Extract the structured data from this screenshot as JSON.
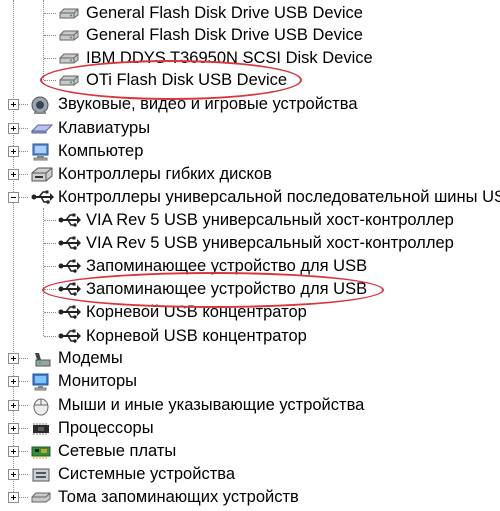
{
  "tree": {
    "disk_drives": [
      {
        "label": "General Flash Disk Drive USB Device",
        "icon": "disk-drive-icon"
      },
      {
        "label": "General Flash Disk Drive USB Device",
        "icon": "disk-drive-icon"
      },
      {
        "label": "IBM DDYS T36950N SCSI Disk Device",
        "icon": "disk-drive-icon"
      },
      {
        "label": "OTi Flash Disk USB Device",
        "icon": "disk-drive-icon",
        "highlighted": true
      }
    ],
    "categories_top": [
      {
        "label": "Звуковые, видео и игровые устройства",
        "icon": "speaker-icon"
      },
      {
        "label": "Клавиатуры",
        "icon": "keyboard-icon"
      },
      {
        "label": "Компьютер",
        "icon": "computer-icon"
      },
      {
        "label": "Контроллеры гибких дисков",
        "icon": "floppy-controller-icon"
      }
    ],
    "usb_category": {
      "label": "Контроллеры универсальной последовательной шины USB",
      "icon": "usb-icon",
      "expanded": true,
      "children": [
        {
          "label": "VIA Rev 5 USB универсальный хост-контроллер",
          "icon": "usb-icon"
        },
        {
          "label": "VIA Rev 5 USB универсальный хост-контроллер",
          "icon": "usb-icon"
        },
        {
          "label": "Запоминающее устройство для USB",
          "icon": "usb-icon"
        },
        {
          "label": "Запоминающее устройство для USB",
          "icon": "usb-icon",
          "highlighted": true
        },
        {
          "label": "Корневой USB концентратор",
          "icon": "usb-icon"
        },
        {
          "label": "Корневой USB концентратор",
          "icon": "usb-icon"
        }
      ]
    },
    "categories_bottom": [
      {
        "label": "Модемы",
        "icon": "modem-icon"
      },
      {
        "label": "Мониторы",
        "icon": "monitor-icon"
      },
      {
        "label": "Мыши и иные указывающие устройства",
        "icon": "mouse-icon"
      },
      {
        "label": "Процессоры",
        "icon": "processor-icon"
      },
      {
        "label": "Сетевые платы",
        "icon": "network-card-icon"
      },
      {
        "label": "Системные устройства",
        "icon": "system-devices-icon"
      },
      {
        "label": "Тома запоминающих устройств",
        "icon": "storage-volumes-icon"
      }
    ]
  },
  "colors": {
    "highlight_ring": "#d9363e",
    "tree_lines": "#8a8a8a"
  }
}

— SHORT TASK —
Print every entry exactly as written, without the pictures.

— CORRECT RESPONSE —
Extract the structured data from this screenshot as JSON.
{
  "tree": {
    "disk_drives": [
      {
        "label": "General Flash Disk Drive USB Device",
        "icon": "disk-drive-icon"
      },
      {
        "label": "General Flash Disk Drive USB Device",
        "icon": "disk-drive-icon"
      },
      {
        "label": "IBM DDYS T36950N SCSI Disk Device",
        "icon": "disk-drive-icon"
      },
      {
        "label": "OTi Flash Disk USB Device",
        "icon": "disk-drive-icon",
        "highlighted": true
      }
    ],
    "categories_top": [
      {
        "label": "Звуковые, видео и игровые устройства",
        "icon": "speaker-icon"
      },
      {
        "label": "Клавиатуры",
        "icon": "keyboard-icon"
      },
      {
        "label": "Компьютер",
        "icon": "computer-icon"
      },
      {
        "label": "Контроллеры гибких дисков",
        "icon": "floppy-controller-icon"
      }
    ],
    "usb_category": {
      "label": "Контроллеры универсальной последовательной шины USB",
      "icon": "usb-icon",
      "expanded": true,
      "children": [
        {
          "label": "VIA Rev 5 USB универсальный хост-контроллер",
          "icon": "usb-icon"
        },
        {
          "label": "VIA Rev 5 USB универсальный хост-контроллер",
          "icon": "usb-icon"
        },
        {
          "label": "Запоминающее устройство для USB",
          "icon": "usb-icon"
        },
        {
          "label": "Запоминающее устройство для USB",
          "icon": "usb-icon",
          "highlighted": true
        },
        {
          "label": "Корневой USB концентратор",
          "icon": "usb-icon"
        },
        {
          "label": "Корневой USB концентратор",
          "icon": "usb-icon"
        }
      ]
    },
    "categories_bottom": [
      {
        "label": "Модемы",
        "icon": "modem-icon"
      },
      {
        "label": "Мониторы",
        "icon": "monitor-icon"
      },
      {
        "label": "Мыши и иные указывающие устройства",
        "icon": "mouse-icon"
      },
      {
        "label": "Процессоры",
        "icon": "processor-icon"
      },
      {
        "label": "Сетевые платы",
        "icon": "network-card-icon"
      },
      {
        "label": "Системные устройства",
        "icon": "system-devices-icon"
      },
      {
        "label": "Тома запоминающих устройств",
        "icon": "storage-volumes-icon"
      }
    ]
  },
  "colors": {
    "highlight_ring": "#d9363e",
    "tree_lines": "#8a8a8a"
  }
}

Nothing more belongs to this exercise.